■ RAW DATA ■
--------
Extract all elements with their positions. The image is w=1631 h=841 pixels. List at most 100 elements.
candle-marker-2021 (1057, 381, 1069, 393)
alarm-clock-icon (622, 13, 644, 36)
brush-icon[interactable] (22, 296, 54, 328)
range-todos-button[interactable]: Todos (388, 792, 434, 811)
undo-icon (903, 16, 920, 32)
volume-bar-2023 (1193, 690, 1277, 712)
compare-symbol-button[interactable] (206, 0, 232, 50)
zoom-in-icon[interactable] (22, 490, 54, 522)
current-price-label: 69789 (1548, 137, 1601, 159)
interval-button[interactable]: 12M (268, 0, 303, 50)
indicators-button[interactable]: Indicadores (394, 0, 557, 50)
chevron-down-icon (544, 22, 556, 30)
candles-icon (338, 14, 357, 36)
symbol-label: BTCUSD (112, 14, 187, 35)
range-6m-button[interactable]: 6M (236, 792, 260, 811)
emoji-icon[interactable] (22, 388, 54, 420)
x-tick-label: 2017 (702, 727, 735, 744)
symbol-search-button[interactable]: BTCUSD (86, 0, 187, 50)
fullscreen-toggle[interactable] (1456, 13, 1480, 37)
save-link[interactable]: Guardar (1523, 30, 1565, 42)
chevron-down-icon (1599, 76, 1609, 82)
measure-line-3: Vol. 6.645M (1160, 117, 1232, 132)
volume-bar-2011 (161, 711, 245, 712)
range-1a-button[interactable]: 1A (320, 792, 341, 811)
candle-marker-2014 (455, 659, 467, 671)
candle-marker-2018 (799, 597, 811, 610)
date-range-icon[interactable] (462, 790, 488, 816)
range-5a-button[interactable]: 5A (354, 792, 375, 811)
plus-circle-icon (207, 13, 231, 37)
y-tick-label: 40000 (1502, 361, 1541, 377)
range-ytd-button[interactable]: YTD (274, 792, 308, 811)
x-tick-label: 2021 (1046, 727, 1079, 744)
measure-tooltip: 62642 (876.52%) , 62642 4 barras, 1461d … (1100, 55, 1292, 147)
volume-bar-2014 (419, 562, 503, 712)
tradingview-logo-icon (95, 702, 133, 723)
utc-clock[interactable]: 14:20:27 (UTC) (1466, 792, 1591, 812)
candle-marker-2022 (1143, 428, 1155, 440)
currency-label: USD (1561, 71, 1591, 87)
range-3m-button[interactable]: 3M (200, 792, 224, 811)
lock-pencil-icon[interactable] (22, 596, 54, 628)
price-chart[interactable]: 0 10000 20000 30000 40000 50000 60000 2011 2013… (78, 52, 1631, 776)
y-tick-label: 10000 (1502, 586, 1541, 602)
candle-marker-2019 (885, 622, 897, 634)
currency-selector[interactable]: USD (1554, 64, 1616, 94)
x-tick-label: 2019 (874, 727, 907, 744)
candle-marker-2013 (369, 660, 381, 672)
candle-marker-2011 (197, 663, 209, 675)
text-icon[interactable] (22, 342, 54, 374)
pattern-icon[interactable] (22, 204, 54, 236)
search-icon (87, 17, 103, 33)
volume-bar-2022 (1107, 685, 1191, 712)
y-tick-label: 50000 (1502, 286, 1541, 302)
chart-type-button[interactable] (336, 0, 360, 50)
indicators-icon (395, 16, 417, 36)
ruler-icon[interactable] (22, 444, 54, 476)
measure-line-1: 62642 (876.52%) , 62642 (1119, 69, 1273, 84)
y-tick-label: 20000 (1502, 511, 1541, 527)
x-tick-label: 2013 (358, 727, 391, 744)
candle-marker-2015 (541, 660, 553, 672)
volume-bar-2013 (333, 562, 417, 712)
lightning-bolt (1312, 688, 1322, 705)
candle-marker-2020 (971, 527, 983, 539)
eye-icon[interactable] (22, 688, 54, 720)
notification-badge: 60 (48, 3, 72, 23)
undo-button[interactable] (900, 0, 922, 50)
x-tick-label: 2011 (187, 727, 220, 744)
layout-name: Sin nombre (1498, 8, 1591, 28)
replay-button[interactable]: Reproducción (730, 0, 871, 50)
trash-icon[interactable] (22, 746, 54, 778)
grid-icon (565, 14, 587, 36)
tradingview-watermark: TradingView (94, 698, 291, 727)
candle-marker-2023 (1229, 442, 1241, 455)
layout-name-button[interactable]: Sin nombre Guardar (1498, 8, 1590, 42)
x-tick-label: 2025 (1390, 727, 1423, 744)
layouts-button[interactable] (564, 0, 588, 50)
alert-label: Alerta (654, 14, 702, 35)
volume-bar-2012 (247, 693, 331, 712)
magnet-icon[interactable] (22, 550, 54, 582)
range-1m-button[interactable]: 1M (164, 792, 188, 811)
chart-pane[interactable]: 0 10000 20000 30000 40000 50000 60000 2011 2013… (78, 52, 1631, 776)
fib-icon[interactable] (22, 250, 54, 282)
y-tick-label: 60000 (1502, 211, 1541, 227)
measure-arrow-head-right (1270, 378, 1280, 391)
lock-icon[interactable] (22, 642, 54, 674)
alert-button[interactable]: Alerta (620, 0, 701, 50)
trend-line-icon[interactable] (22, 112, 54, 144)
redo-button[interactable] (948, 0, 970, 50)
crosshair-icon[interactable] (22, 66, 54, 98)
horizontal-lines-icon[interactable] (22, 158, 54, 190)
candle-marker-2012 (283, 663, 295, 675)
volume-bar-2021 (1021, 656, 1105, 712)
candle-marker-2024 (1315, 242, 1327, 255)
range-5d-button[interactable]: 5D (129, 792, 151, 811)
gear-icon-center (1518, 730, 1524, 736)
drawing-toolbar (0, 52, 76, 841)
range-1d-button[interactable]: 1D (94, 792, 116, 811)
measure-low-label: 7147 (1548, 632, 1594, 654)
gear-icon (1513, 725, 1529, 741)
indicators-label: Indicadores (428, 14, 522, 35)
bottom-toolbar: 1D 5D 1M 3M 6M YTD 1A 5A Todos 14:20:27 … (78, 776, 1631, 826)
--------
■ SHORT PROBLEM ■
From the material above, pull out every line that contains the string "tradingview", matching case exactly.

■ WRITTEN ANSWER ■
tradingview-logo-icon (95, 702, 133, 723)
tradingview-watermark: TradingView (94, 698, 291, 727)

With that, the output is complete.